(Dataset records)
-- Start --

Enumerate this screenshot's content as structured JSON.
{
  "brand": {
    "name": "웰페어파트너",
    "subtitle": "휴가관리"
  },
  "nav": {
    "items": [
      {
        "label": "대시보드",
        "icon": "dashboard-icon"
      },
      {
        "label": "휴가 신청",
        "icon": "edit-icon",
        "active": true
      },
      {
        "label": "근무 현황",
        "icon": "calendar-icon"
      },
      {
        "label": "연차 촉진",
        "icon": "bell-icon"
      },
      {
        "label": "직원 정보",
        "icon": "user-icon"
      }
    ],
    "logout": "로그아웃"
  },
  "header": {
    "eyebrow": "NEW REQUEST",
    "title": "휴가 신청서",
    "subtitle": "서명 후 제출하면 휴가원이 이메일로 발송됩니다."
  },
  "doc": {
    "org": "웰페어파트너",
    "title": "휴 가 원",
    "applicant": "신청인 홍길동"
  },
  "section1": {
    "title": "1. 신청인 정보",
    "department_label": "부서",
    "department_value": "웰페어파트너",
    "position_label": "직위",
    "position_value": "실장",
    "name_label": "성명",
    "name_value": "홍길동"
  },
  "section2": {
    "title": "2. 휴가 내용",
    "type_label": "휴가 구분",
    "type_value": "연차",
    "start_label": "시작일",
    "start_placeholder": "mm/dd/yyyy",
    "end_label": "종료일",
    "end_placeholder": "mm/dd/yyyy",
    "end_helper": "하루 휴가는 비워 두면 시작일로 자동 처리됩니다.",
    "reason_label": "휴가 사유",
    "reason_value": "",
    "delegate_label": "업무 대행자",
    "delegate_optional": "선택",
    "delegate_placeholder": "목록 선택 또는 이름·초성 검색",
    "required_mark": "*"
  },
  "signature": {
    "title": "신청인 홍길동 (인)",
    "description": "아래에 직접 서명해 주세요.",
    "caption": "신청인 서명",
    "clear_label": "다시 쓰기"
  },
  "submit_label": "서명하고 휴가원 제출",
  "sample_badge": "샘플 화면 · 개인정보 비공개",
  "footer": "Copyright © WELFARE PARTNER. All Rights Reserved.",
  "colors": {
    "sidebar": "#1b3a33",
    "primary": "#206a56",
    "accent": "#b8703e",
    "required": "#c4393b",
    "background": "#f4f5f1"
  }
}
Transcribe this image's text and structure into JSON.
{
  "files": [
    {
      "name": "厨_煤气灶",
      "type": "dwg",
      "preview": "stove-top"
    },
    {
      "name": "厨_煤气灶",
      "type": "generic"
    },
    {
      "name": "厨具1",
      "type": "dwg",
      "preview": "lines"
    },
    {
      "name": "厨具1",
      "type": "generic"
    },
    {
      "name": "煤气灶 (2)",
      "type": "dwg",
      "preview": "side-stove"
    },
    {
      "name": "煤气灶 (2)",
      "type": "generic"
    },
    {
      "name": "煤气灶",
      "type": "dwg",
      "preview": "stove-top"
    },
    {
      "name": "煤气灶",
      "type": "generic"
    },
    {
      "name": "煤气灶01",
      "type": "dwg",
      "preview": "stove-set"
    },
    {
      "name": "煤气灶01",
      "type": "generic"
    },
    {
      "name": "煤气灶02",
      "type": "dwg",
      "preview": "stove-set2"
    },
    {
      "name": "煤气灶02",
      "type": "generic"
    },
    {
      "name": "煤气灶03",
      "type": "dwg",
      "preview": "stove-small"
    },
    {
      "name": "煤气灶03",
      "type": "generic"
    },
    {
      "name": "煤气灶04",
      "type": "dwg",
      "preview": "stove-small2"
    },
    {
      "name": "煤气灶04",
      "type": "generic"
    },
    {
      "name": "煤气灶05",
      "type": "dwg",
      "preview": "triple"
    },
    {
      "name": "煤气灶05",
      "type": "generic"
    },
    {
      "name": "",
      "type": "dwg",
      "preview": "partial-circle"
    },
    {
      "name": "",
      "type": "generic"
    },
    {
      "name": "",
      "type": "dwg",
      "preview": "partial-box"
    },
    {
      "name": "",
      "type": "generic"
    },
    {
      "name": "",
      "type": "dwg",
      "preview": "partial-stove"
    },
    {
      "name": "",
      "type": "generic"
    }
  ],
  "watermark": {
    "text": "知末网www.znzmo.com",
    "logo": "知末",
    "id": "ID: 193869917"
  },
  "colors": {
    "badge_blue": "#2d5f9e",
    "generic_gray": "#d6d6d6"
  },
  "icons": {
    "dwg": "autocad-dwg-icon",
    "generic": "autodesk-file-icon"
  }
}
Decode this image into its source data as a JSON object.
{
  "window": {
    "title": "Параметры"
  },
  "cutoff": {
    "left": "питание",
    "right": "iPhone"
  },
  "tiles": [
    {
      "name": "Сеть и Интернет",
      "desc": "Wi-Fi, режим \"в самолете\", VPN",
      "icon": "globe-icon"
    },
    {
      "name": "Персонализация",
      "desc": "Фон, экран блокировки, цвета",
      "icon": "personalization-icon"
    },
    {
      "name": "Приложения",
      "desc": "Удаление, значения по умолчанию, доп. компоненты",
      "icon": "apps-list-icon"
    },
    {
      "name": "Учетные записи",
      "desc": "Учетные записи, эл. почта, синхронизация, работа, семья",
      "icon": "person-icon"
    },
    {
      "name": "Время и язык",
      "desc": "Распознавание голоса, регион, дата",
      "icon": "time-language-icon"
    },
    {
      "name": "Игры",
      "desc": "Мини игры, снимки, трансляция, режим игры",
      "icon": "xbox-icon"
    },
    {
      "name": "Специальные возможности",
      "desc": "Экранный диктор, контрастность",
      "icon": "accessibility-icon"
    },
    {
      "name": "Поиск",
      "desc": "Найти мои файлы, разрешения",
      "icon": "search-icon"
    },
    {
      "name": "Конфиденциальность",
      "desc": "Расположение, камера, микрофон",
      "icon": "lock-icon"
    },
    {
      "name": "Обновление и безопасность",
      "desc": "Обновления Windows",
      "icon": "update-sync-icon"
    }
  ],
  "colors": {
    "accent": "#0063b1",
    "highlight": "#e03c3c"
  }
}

-- End --

■ **Set exercise**
Your task is to extract all of the records exactly.

■ **Finished exercise**
Enumerate this screenshot's content as structured JSON.
{
  "brand": {
    "name": "웰페어파트너",
    "subtitle": "휴가관리"
  },
  "nav": {
    "items": [
      {
        "label": "대시보드",
        "icon": "dashboard-icon"
      },
      {
        "label": "휴가 신청",
        "icon": "edit-icon",
        "active": true
      },
      {
        "label": "근무 현황",
        "icon": "calendar-icon"
      },
      {
        "label": "연차 촉진",
        "icon": "bell-icon"
      },
      {
        "label": "직원 정보",
        "icon": "user-icon"
      }
    ],
    "logout": "로그아웃"
  },
  "header": {
    "eyebrow": "NEW REQUEST",
    "title": "휴가 신청서",
    "subtitle": "서명 후 제출하면 휴가원이 이메일로 발송됩니다."
  },
  "doc": {
    "org": "웰페어파트너",
    "title": "휴 가 원",
    "applicant": "신청인 홍길동"
  },
  "section1": {
    "title": "1. 신청인 정보",
    "department_label": "부서",
    "department_value": "웰페어파트너",
    "position_label": "직위",
    "position_value": "실장",
    "name_label": "성명",
    "name_value": "홍길동"
  },
  "section2": {
    "title": "2. 휴가 내용",
    "type_label": "휴가 구분",
    "type_value": "연차",
    "start_label": "시작일",
    "start_placeholder": "mm/dd/yyyy",
    "end_label": "종료일",
    "end_placeholder": "mm/dd/yyyy",
    "end_helper": "하루 휴가는 비워 두면 시작일로 자동 처리됩니다.",
    "reason_label": "휴가 사유",
    "reason_value": "",
    "delegate_label": "업무 대행자",
    "delegate_optional": "선택",
    "delegate_placeholder": "목록 선택 또는 이름·초성 검색",
    "required_mark": "*"
  },
  "signature": {
    "title": "신청인 홍길동 (인)",
    "description": "아래에 직접 서명해 주세요.",
    "caption": "신청인 서명",
    "clear_label": "다시 쓰기"
  },
  "submit_label": "서명하고 휴가원 제출",
  "sample_badge": "샘플 화면 · 개인정보 비공개",
  "footer": "Copyright © WELFARE PARTNER. All Rights Reserved.",
  "colors": {
    "sidebar": "#1b3a33",
    "primary": "#206a56",
    "accent": "#b8703e",
    "required": "#c4393b",
    "background": "#f4f5f1"
  }
}
Transcribe this image's text and structure into JSON.
{
  "files": [
    {
      "name": "厨_煤气灶",
      "type": "dwg",
      "preview": "stove-top"
    },
    {
      "name": "厨_煤气灶",
      "type": "generic"
    },
    {
      "name": "厨具1",
      "type": "dwg",
      "preview": "lines"
    },
    {
      "name": "厨具1",
      "type": "generic"
    },
    {
      "name": "煤气灶 (2)",
      "type": "dwg",
      "preview": "side-stove"
    },
    {
      "name": "煤气灶 (2)",
      "type": "generic"
    },
    {
      "name": "煤气灶",
      "type": "dwg",
      "preview": "stove-top"
    },
    {
      "name": "煤气灶",
      "type": "generic"
    },
    {
      "name": "煤气灶01",
      "type": "dwg",
      "preview": "stove-set"
    },
    {
      "name": "煤气灶01",
      "type": "generic"
    },
    {
      "name": "煤气灶02",
      "type": "dwg",
      "preview": "stove-set2"
    },
    {
      "name": "煤气灶02",
      "type": "generic"
    },
    {
      "name": "煤气灶03",
      "type": "dwg",
      "preview": "stove-small"
    },
    {
      "name": "煤气灶03",
      "type": "generic"
    },
    {
      "name": "煤气灶04",
      "type": "dwg",
      "preview": "stove-small2"
    },
    {
      "name": "煤气灶04",
      "type": "generic"
    },
    {
      "name": "煤气灶05",
      "type": "dwg",
      "preview": "triple"
    },
    {
      "name": "煤气灶05",
      "type": "generic"
    },
    {
      "name": "",
      "type": "dwg",
      "preview": "partial-circle"
    },
    {
      "name": "",
      "type": "generic"
    },
    {
      "name": "",
      "type": "dwg",
      "preview": "partial-box"
    },
    {
      "name": "",
      "type": "generic"
    },
    {
      "name": "",
      "type": "dwg",
      "preview": "partial-stove"
    },
    {
      "name": "",
      "type": "generic"
    }
  ],
  "watermark": {
    "text": "知末网www.znzmo.com",
    "logo": "知末",
    "id": "ID: 193869917"
  },
  "colors": {
    "badge_blue": "#2d5f9e",
    "generic_gray": "#d6d6d6"
  },
  "icons": {
    "dwg": "autocad-dwg-icon",
    "generic": "autodesk-file-icon"
  }
}
Decode this image into its source data as a JSON object.
{
  "window": {
    "title": "Параметры"
  },
  "cutoff": {
    "left": "питание",
    "right": "iPhone"
  },
  "tiles": [
    {
      "name": "Сеть и Интернет",
      "desc": "Wi-Fi, режим \"в самолете\", VPN",
      "icon": "globe-icon"
    },
    {
      "name": "Персонализация",
      "desc": "Фон, экран блокировки, цвета",
      "icon": "personalization-icon"
    },
    {
      "name": "Приложения",
      "desc": "Удаление, значения по умолчанию, доп. компоненты",
      "icon": "apps-list-icon"
    },
    {
      "name": "Учетные записи",
      "desc": "Учетные записи, эл. почта, синхронизация, работа, семья",
      "icon": "person-icon"
    },
    {
      "name": "Время и язык",
      "desc": "Распознавание голоса, регион, дата",
      "icon": "time-language-icon"
    },
    {
      "name": "Игры",
      "desc": "Мини игры, снимки, трансляция, режим игры",
      "icon": "xbox-icon"
    },
    {
      "name": "Специальные возможности",
      "desc": "Экранный диктор, контрастность",
      "icon": "accessibility-icon"
    },
    {
      "name": "Поиск",
      "desc": "Найти мои файлы, разрешения",
      "icon": "search-icon"
    },
    {
      "name": "Конфиденциальность",
      "desc": "Расположение, камера, микрофон",
      "icon": "lock-icon"
    },
    {
      "name": "Обновление и безопасность",
      "desc": "Обновления Windows",
      "icon": "update-sync-icon"
    }
  ],
  "colors": {
    "accent": "#0063b1",
    "highlight": "#e03c3c"
  }
}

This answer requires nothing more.